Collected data
########

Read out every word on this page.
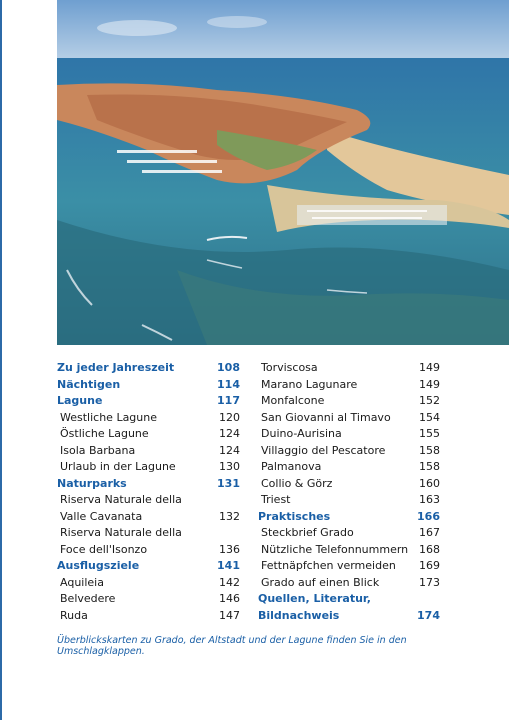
Zu jeder Jahreszeit	108
Nächtigen	114
Lagune	117
Westliche Lagune	120
Östliche Lagune	124
Isola Barbana	124
Urlaub in der Lagune	130
Naturparks	131
Riserva Naturale della
Valle Cavanata	132
Riserva Naturale della
Foce dell'Isonzo	136
Ausflugsziele	141
Aquileia	142
Belvedere	146
Ruda	147
Torviscosa	149
Marano Lagunare	149
Monfalcone	152
San Giovanni al Timavo	154
Duino-Aurisina	155
Villaggio del Pescatore	158
Palmanova	158
Collio & Görz	160
Triest	163
Praktisches	166
Steckbrief Grado	167
Nützliche Telefonnummern 168
Fettnäpfchen vermeiden 169
Grado auf einen Blick	173
Quellen, Literatur,
Bildnachweis	174
Überblickskarten zu Grado, der Altstadt und der Lagune finden Sie in den Umschlagklappen.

########

What is asked
Reproduce all the records verbatim, excluding images.

Output below
Read out every word on this page.
Zu jeder Jahreszeit	108
Nächtigen	114
Lagune	117
Westliche Lagune	120
Östliche Lagune	124
Isola Barbana	124
Urlaub in der Lagune	130
Naturparks	131
Riserva Naturale della
Valle Cavanata	132
Riserva Naturale della
Foce dell'Isonzo	136
Ausflugsziele	141
Aquileia	142
Belvedere	146
Ruda	147
Torviscosa	149
Marano Lagunare	149
Monfalcone	152
San Giovanni al Timavo	154
Duino-Aurisina	155
Villaggio del Pescatore	158
Palmanova	158
Collio & Görz	160
Triest	163
Praktisches	166
Steckbrief Grado	167
Nützliche Telefonnummern 168
Fettnäpfchen vermeiden 169
Grado auf einen Blick	173
Quellen, Literatur,
Bildnachweis	174
Überblickskarten zu Grado, der Altstadt und der Lagune finden Sie in den Umschlagklappen.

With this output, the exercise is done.